• Brief 1: In the forum thread about rebuilding and home prices, what price did the one closed sale reach?
• Brief 2: Update the forum thread about rebuilding and home prices: give everything from "EPA contractors are" down to "region. Or not." again, with "30-day" changed to "60-day".
• Brief 3: Write what comes next in the forum thread about rebuilding and home prices, picking up after its last line.

• Supplied text:
———

EPA contractors are on site busting tail to get the debris cleaned out with a 30-day deadline. It would be a hell of a lot fun building some big beautiful steel and concrete modern design with breathtaking ocean views. The wife would give my left one for free rein in the Los Angeles Design Center.
Careful. If she heard you may be amenable to part with one, she may invest two!
 
I don't know what's going to happen with those prices. There's the one closed sale at $1.2M but the location is close to high-income employment and people hate to commute. The prices could actually go up from where the listings are over the next few years regardless of what else happens with SFR prices in the wider region. Or not.

It's like DC. Even if 5000 workers move out the location is close-in so there will probably always be buyers from further out who will pay the premium in order to ditch the commute.
 
Dang. Santa Monica is crazy expensive. Are those 7,500 SF lots like $3.5 - $4 million?

———

[Document layout detection listing]
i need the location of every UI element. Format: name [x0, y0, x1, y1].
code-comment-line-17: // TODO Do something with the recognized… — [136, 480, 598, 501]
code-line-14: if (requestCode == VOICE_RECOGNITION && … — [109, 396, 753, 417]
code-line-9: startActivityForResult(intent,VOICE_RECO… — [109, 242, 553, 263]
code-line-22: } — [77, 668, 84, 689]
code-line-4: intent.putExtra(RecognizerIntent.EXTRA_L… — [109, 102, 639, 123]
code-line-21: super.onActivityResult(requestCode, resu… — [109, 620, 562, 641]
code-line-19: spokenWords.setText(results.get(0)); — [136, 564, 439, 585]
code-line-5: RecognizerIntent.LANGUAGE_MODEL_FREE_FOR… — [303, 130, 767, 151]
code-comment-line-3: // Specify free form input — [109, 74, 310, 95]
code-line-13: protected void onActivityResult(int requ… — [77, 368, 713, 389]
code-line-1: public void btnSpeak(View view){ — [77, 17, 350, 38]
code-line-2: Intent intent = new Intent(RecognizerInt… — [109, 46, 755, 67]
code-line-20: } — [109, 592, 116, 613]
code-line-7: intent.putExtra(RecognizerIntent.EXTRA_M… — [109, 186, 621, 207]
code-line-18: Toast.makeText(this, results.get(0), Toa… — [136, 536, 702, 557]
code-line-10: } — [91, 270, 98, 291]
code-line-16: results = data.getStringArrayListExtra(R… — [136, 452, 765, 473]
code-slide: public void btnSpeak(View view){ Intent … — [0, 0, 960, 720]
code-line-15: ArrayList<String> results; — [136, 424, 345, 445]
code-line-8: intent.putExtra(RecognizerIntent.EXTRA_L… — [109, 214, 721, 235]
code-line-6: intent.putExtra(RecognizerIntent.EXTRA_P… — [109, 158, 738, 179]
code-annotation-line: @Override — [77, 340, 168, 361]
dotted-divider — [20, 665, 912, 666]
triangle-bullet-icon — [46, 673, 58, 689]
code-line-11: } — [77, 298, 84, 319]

———

• Exercise response 1: $1.2M

• Exercise response 2:
EPA contractors are on site busting tail to get the debris cleaned out with a 60-day deadline. It would be a hell of a lot fun building some big beautiful steel and concrete modern design with breathtaking ocean views. The wife would give my left one for free rein in the Los Angeles Design Center.
Careful. If she heard you may be amenable to part with one, she may invest two!
 
I don't know what's going to happen with those prices. There's the one closed sale at $1.2M but the location is close to high-income employment and people hate to commute. The prices could actually go up from where the listings are over the next few years regardless of what else happens with SFR prices in the wider region. Or not.

• Exercise response 3:
Edit: Nevermind that sounds about right. But looks like the sellers are all still listing too high.
My guess is that the houses that remain will be in high demand. Seems like a lot of people out there have more money than good sense and will pay a large premium in order to get into a house quickly.
 
Directly experienced the Painted Cave Fire (1990) and the Thomas Fire (2017) while appraising. Two differences that come to mind about the recent Pacific Palisades fire, is that these home owners are likely to be way underinsured if they want to rebuild. The other difference, construction loan rates are way higher now than back in 1990 and 2017. In both prior fires, construction costs skyrocketed with every contractor from who knows where descended on the scene. Will need to look back and see what percentage of owners chose to sell their vacant lot instead of rebuilding. There were for sure plenty of vacant land sales available for use in the construction loan appraisals that followed in the aftermath.
 
Not really. That is not what history of land sales suggest. The sellers are all listing high.



Edit: Nevermind that sounds about right. But looks like the sellers are all still listing too high.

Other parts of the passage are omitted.